Given exercise → Write the data below out exactly as it stands. Do not include the pictures.

Record excerpts →

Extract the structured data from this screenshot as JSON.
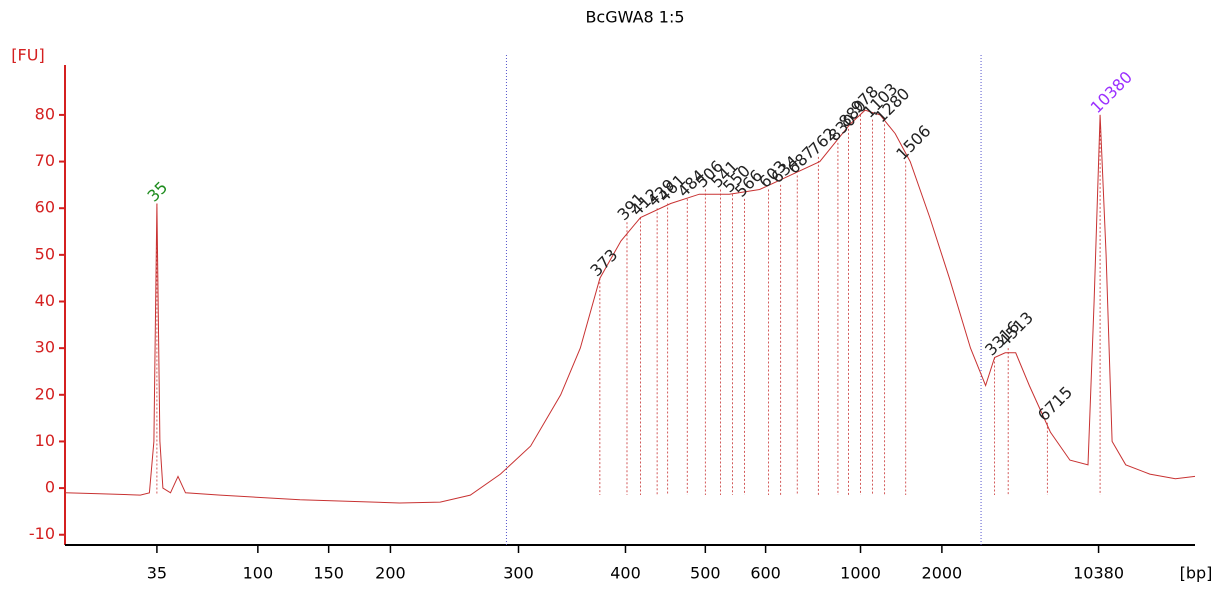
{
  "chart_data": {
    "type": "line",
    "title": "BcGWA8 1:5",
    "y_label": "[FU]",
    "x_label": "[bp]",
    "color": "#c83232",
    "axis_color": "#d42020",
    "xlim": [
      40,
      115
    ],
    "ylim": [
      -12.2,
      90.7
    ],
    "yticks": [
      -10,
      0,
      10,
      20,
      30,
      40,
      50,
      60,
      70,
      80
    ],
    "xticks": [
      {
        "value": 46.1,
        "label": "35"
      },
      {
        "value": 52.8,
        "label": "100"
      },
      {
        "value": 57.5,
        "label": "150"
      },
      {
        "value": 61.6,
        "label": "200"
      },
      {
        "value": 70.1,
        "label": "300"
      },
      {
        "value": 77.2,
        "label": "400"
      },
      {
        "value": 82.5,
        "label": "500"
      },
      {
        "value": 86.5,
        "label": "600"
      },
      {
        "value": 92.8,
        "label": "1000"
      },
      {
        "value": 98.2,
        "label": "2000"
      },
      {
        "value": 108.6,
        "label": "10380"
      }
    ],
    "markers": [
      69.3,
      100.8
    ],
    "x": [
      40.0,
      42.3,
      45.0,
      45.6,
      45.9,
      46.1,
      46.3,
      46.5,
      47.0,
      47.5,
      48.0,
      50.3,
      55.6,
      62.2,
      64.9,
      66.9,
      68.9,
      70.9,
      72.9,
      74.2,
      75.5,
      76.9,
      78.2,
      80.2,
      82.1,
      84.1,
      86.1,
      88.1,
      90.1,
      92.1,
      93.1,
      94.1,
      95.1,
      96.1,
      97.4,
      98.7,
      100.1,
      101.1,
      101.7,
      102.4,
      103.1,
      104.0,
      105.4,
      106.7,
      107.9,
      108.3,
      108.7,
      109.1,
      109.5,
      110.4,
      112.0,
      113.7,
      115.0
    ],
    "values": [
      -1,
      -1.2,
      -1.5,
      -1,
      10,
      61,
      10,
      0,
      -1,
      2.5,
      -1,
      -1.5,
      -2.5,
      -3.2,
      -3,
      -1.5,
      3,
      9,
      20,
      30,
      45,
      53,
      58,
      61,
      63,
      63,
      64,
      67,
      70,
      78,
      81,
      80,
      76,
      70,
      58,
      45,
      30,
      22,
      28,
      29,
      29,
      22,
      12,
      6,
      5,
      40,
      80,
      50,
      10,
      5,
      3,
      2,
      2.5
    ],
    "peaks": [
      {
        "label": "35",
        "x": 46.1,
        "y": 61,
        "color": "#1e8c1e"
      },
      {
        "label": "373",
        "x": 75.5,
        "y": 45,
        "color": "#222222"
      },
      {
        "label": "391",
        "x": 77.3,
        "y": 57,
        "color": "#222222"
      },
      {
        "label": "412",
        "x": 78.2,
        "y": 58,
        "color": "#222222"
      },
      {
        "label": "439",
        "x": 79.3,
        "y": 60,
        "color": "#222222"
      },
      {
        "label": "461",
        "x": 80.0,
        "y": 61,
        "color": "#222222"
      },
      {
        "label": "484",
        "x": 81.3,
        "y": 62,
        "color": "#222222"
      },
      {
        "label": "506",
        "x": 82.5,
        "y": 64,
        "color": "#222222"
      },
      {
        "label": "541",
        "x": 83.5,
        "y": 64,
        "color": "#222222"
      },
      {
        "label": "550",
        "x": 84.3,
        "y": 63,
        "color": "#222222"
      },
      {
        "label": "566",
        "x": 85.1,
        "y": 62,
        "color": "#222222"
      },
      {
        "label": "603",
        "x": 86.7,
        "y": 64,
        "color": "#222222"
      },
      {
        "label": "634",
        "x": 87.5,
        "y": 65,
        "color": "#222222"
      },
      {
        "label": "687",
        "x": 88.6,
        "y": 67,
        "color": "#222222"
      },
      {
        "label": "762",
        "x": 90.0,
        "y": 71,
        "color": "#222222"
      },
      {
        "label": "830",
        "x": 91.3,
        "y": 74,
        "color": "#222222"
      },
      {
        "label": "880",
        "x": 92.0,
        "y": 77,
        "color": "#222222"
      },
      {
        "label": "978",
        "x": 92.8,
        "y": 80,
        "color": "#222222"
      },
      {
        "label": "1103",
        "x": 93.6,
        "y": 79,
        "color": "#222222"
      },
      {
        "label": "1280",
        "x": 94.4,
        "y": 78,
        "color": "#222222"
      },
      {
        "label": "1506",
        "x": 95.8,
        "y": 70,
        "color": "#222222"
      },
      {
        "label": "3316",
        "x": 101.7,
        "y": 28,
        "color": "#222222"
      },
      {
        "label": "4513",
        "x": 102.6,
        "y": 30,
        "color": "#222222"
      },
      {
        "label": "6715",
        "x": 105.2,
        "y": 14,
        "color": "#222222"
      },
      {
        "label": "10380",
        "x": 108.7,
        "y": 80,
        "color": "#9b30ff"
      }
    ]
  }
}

Complete response →
Extract the structured data from this screenshot as JSON.
{
  "chart_data": {
    "type": "line",
    "title": "BcGWA8 1:5",
    "y_label": "[FU]",
    "x_label": "[bp]",
    "color": "#c83232",
    "axis_color": "#d42020",
    "xlim": [
      40,
      115
    ],
    "ylim": [
      -12.2,
      90.7
    ],
    "yticks": [
      -10,
      0,
      10,
      20,
      30,
      40,
      50,
      60,
      70,
      80
    ],
    "xticks": [
      {
        "value": 46.1,
        "label": "35"
      },
      {
        "value": 52.8,
        "label": "100"
      },
      {
        "value": 57.5,
        "label": "150"
      },
      {
        "value": 61.6,
        "label": "200"
      },
      {
        "value": 70.1,
        "label": "300"
      },
      {
        "value": 77.2,
        "label": "400"
      },
      {
        "value": 82.5,
        "label": "500"
      },
      {
        "value": 86.5,
        "label": "600"
      },
      {
        "value": 92.8,
        "label": "1000"
      },
      {
        "value": 98.2,
        "label": "2000"
      },
      {
        "value": 108.6,
        "label": "10380"
      }
    ],
    "markers": [
      69.3,
      100.8
    ],
    "x": [
      40.0,
      42.3,
      45.0,
      45.6,
      45.9,
      46.1,
      46.3,
      46.5,
      47.0,
      47.5,
      48.0,
      50.3,
      55.6,
      62.2,
      64.9,
      66.9,
      68.9,
      70.9,
      72.9,
      74.2,
      75.5,
      76.9,
      78.2,
      80.2,
      82.1,
      84.1,
      86.1,
      88.1,
      90.1,
      92.1,
      93.1,
      94.1,
      95.1,
      96.1,
      97.4,
      98.7,
      100.1,
      101.1,
      101.7,
      102.4,
      103.1,
      104.0,
      105.4,
      106.7,
      107.9,
      108.3,
      108.7,
      109.1,
      109.5,
      110.4,
      112.0,
      113.7,
      115.0
    ],
    "values": [
      -1,
      -1.2,
      -1.5,
      -1,
      10,
      61,
      10,
      0,
      -1,
      2.5,
      -1,
      -1.5,
      -2.5,
      -3.2,
      -3,
      -1.5,
      3,
      9,
      20,
      30,
      45,
      53,
      58,
      61,
      63,
      63,
      64,
      67,
      70,
      78,
      81,
      80,
      76,
      70,
      58,
      45,
      30,
      22,
      28,
      29,
      29,
      22,
      12,
      6,
      5,
      40,
      80,
      50,
      10,
      5,
      3,
      2,
      2.5
    ],
    "peaks": [
      {
        "label": "35",
        "x": 46.1,
        "y": 61,
        "color": "#1e8c1e"
      },
      {
        "label": "373",
        "x": 75.5,
        "y": 45,
        "color": "#222222"
      },
      {
        "label": "391",
        "x": 77.3,
        "y": 57,
        "color": "#222222"
      },
      {
        "label": "412",
        "x": 78.2,
        "y": 58,
        "color": "#222222"
      },
      {
        "label": "439",
        "x": 79.3,
        "y": 60,
        "color": "#222222"
      },
      {
        "label": "461",
        "x": 80.0,
        "y": 61,
        "color": "#222222"
      },
      {
        "label": "484",
        "x": 81.3,
        "y": 62,
        "color": "#222222"
      },
      {
        "label": "506",
        "x": 82.5,
        "y": 64,
        "color": "#222222"
      },
      {
        "label": "541",
        "x": 83.5,
        "y": 64,
        "color": "#222222"
      },
      {
        "label": "550",
        "x": 84.3,
        "y": 63,
        "color": "#222222"
      },
      {
        "label": "566",
        "x": 85.1,
        "y": 62,
        "color": "#222222"
      },
      {
        "label": "603",
        "x": 86.7,
        "y": 64,
        "color": "#222222"
      },
      {
        "label": "634",
        "x": 87.5,
        "y": 65,
        "color": "#222222"
      },
      {
        "label": "687",
        "x": 88.6,
        "y": 67,
        "color": "#222222"
      },
      {
        "label": "762",
        "x": 90.0,
        "y": 71,
        "color": "#222222"
      },
      {
        "label": "830",
        "x": 91.3,
        "y": 74,
        "color": "#222222"
      },
      {
        "label": "880",
        "x": 92.0,
        "y": 77,
        "color": "#222222"
      },
      {
        "label": "978",
        "x": 92.8,
        "y": 80,
        "color": "#222222"
      },
      {
        "label": "1103",
        "x": 93.6,
        "y": 79,
        "color": "#222222"
      },
      {
        "label": "1280",
        "x": 94.4,
        "y": 78,
        "color": "#222222"
      },
      {
        "label": "1506",
        "x": 95.8,
        "y": 70,
        "color": "#222222"
      },
      {
        "label": "3316",
        "x": 101.7,
        "y": 28,
        "color": "#222222"
      },
      {
        "label": "4513",
        "x": 102.6,
        "y": 30,
        "color": "#222222"
      },
      {
        "label": "6715",
        "x": 105.2,
        "y": 14,
        "color": "#222222"
      },
      {
        "label": "10380",
        "x": 108.7,
        "y": 80,
        "color": "#9b30ff"
      }
    ]
  }
}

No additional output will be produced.